> [Exercise aim]
Write out the listing below again, precisely as it is given.

> [Record set]
┌──

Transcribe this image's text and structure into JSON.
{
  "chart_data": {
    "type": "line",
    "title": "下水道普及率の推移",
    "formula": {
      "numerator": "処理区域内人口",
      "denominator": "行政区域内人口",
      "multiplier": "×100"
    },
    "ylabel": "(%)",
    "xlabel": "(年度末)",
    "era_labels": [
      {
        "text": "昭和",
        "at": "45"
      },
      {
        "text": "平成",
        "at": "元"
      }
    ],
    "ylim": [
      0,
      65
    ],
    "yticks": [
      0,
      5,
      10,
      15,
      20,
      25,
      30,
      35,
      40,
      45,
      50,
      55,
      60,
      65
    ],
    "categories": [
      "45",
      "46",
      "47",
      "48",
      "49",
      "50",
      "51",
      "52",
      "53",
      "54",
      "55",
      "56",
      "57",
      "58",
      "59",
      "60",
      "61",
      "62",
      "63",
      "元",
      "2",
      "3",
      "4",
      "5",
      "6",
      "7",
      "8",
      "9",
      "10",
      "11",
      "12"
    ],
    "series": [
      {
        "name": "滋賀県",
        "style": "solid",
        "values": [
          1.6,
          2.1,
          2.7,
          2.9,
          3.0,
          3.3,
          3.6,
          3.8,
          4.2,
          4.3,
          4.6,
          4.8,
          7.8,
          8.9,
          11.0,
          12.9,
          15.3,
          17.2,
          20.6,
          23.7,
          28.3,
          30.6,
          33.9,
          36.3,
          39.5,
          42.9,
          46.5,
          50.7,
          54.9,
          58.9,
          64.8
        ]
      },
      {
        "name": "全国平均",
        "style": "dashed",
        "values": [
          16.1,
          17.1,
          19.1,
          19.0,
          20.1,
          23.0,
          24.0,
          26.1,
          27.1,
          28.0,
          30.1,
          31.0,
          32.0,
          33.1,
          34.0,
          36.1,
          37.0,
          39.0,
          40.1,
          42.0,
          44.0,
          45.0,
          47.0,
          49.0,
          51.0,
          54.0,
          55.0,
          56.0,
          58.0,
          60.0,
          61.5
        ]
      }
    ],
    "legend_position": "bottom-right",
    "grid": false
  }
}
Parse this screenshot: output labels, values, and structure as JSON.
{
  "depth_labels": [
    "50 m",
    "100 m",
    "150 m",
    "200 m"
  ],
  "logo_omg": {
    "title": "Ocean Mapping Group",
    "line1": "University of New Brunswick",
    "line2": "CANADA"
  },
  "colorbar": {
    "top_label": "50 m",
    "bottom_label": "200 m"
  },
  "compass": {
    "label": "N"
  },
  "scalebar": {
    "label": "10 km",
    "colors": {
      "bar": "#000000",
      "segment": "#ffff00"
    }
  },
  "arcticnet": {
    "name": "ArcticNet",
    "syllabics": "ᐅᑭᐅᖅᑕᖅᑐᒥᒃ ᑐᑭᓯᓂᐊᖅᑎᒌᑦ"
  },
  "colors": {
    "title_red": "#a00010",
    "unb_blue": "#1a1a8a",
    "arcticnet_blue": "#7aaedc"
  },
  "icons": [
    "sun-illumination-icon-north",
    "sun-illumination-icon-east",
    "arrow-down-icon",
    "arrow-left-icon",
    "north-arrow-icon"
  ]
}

└──

> [Task result]
Transcribe this image's text and structure into JSON.
{
  "chart_data": {
    "type": "line",
    "title": "下水道普及率の推移",
    "formula": {
      "numerator": "処理区域内人口",
      "denominator": "行政区域内人口",
      "multiplier": "×100"
    },
    "ylabel": "(%)",
    "xlabel": "(年度末)",
    "era_labels": [
      {
        "text": "昭和",
        "at": "45"
      },
      {
        "text": "平成",
        "at": "元"
      }
    ],
    "ylim": [
      0,
      65
    ],
    "yticks": [
      0,
      5,
      10,
      15,
      20,
      25,
      30,
      35,
      40,
      45,
      50,
      55,
      60,
      65
    ],
    "categories": [
      "45",
      "46",
      "47",
      "48",
      "49",
      "50",
      "51",
      "52",
      "53",
      "54",
      "55",
      "56",
      "57",
      "58",
      "59",
      "60",
      "61",
      "62",
      "63",
      "元",
      "2",
      "3",
      "4",
      "5",
      "6",
      "7",
      "8",
      "9",
      "10",
      "11",
      "12"
    ],
    "series": [
      {
        "name": "滋賀県",
        "style": "solid",
        "values": [
          1.6,
          2.1,
          2.7,
          2.9,
          3.0,
          3.3,
          3.6,
          3.8,
          4.2,
          4.3,
          4.6,
          4.8,
          7.8,
          8.9,
          11.0,
          12.9,
          15.3,
          17.2,
          20.6,
          23.7,
          28.3,
          30.6,
          33.9,
          36.3,
          39.5,
          42.9,
          46.5,
          50.7,
          54.9,
          58.9,
          64.8
        ]
      },
      {
        "name": "全国平均",
        "style": "dashed",
        "values": [
          16.1,
          17.1,
          19.1,
          19.0,
          20.1,
          23.0,
          24.0,
          26.1,
          27.1,
          28.0,
          30.1,
          31.0,
          32.0,
          33.1,
          34.0,
          36.1,
          37.0,
          39.0,
          40.1,
          42.0,
          44.0,
          45.0,
          47.0,
          49.0,
          51.0,
          54.0,
          55.0,
          56.0,
          58.0,
          60.0,
          61.5
        ]
      }
    ],
    "legend_position": "bottom-right",
    "grid": false
  }
}
Parse this screenshot: output labels, values, and structure as JSON.
{
  "depth_labels": [
    "50 m",
    "100 m",
    "150 m",
    "200 m"
  ],
  "logo_omg": {
    "title": "Ocean Mapping Group",
    "line1": "University of New Brunswick",
    "line2": "CANADA"
  },
  "colorbar": {
    "top_label": "50 m",
    "bottom_label": "200 m"
  },
  "compass": {
    "label": "N"
  },
  "scalebar": {
    "label": "10 km",
    "colors": {
      "bar": "#000000",
      "segment": "#ffff00"
    }
  },
  "arcticnet": {
    "name": "ArcticNet",
    "syllabics": "ᐅᑭᐅᖅᑕᖅᑐᒥᒃ ᑐᑭᓯᓂᐊᖅᑎᒌᑦ"
  },
  "colors": {
    "title_red": "#a00010",
    "unb_blue": "#1a1a8a",
    "arcticnet_blue": "#7aaedc"
  },
  "icons": [
    "sun-illumination-icon-north",
    "sun-illumination-icon-east",
    "arrow-down-icon",
    "arrow-left-icon",
    "north-arrow-icon"
  ]
}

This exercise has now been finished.